> [GIVEN TASK] Pull out every line below that holds the word "this".

────────────────────

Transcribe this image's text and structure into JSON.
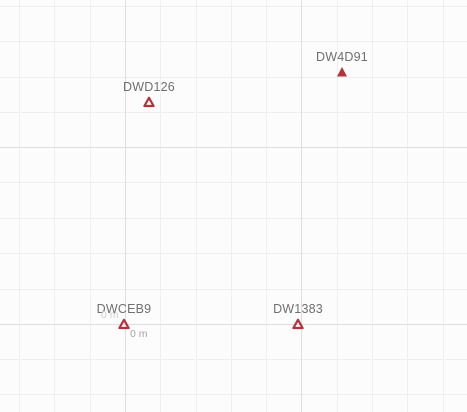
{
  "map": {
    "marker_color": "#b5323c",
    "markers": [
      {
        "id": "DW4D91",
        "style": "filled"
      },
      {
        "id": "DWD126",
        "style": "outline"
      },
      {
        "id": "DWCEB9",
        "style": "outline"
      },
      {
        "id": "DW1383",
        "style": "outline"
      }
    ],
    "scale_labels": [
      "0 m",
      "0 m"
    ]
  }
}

────────────────────

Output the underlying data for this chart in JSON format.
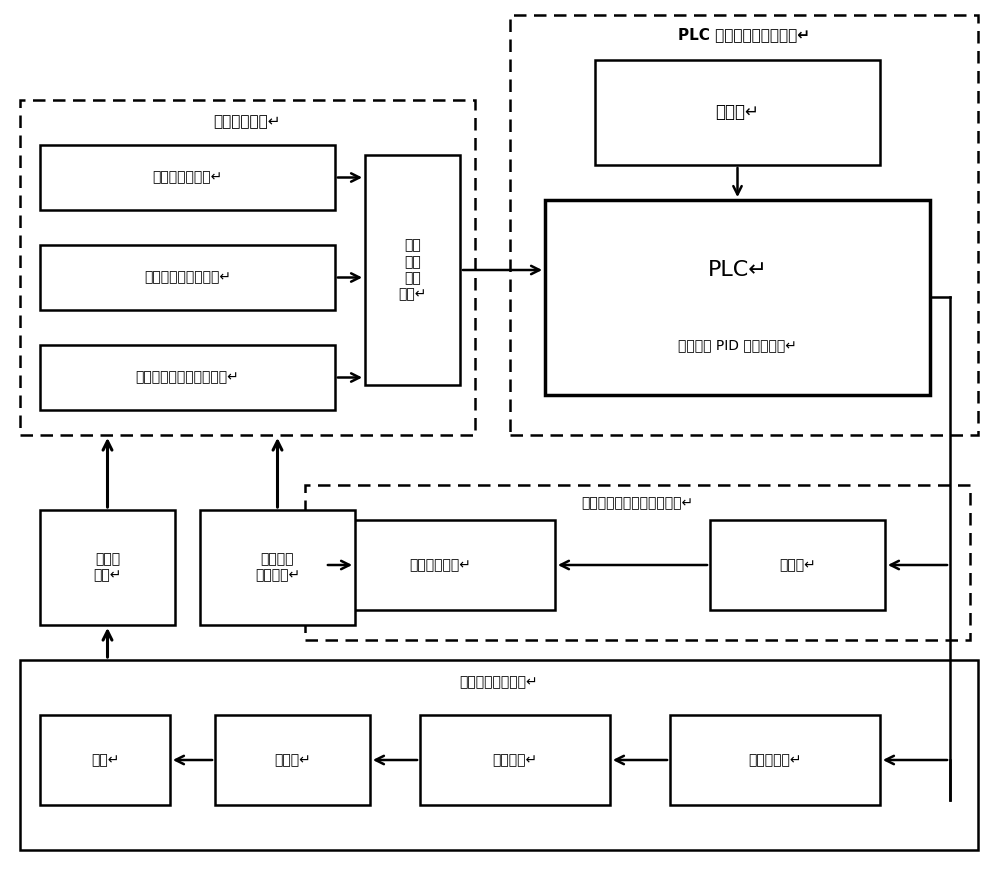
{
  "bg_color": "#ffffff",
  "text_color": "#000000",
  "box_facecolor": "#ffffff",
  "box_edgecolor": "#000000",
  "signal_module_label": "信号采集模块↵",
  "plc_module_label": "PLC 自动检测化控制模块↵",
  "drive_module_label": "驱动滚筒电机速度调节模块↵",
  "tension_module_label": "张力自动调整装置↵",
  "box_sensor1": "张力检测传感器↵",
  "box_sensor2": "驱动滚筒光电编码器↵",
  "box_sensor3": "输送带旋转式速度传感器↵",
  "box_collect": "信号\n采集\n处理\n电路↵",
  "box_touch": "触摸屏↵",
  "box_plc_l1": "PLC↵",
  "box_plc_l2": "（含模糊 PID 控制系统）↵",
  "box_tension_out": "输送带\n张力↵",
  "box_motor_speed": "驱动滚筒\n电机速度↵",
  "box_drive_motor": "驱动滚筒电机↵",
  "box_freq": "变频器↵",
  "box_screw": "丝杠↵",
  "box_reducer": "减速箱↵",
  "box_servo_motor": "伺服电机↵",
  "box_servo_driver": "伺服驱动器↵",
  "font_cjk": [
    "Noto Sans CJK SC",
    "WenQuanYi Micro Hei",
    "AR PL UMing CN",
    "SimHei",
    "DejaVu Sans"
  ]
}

────────────────────

> [FULL OUTPUT]
Transcribe this image's text and structure into JSON.
Output the underlying data for this chart in JSON format.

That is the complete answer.